## Short task:
Write out, precisely and in full, each line of the material.

## Available data:
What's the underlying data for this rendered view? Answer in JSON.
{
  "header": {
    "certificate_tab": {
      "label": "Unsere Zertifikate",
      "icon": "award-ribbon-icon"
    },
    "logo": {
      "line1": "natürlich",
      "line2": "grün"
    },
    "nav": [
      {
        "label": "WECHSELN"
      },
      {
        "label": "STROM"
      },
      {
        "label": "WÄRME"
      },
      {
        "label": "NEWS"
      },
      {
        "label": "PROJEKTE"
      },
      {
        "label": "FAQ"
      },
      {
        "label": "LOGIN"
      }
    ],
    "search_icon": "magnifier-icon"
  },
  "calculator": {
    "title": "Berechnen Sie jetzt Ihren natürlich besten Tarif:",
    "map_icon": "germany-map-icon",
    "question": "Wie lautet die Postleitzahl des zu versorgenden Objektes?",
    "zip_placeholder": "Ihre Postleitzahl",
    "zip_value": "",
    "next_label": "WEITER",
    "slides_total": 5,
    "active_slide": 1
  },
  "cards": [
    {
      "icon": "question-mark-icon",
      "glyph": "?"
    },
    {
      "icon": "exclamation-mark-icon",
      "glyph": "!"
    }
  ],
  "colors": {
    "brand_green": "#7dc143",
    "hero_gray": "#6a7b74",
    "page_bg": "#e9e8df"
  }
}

## Response:
What's the underlying data for this rendered view? Answer in JSON.
{
  "header": {
    "certificate_tab": {
      "label": "Unsere Zertifikate",
      "icon": "award-ribbon-icon"
    },
    "logo": {
      "line1": "natürlich",
      "line2": "grün"
    },
    "nav": [
      {
        "label": "WECHSELN"
      },
      {
        "label": "STROM"
      },
      {
        "label": "WÄRME"
      },
      {
        "label": "NEWS"
      },
      {
        "label": "PROJEKTE"
      },
      {
        "label": "FAQ"
      },
      {
        "label": "LOGIN"
      }
    ],
    "search_icon": "magnifier-icon"
  },
  "calculator": {
    "title": "Berechnen Sie jetzt Ihren natürlich besten Tarif:",
    "map_icon": "germany-map-icon",
    "question": "Wie lautet die Postleitzahl des zu versorgenden Objektes?",
    "zip_placeholder": "Ihre Postleitzahl",
    "zip_value": "",
    "next_label": "WEITER",
    "slides_total": 5,
    "active_slide": 1
  },
  "cards": [
    {
      "icon": "question-mark-icon",
      "glyph": "?"
    },
    {
      "icon": "exclamation-mark-icon",
      "glyph": "!"
    }
  ],
  "colors": {
    "brand_green": "#7dc143",
    "hero_gray": "#6a7b74",
    "page_bg": "#e9e8df"
  }
}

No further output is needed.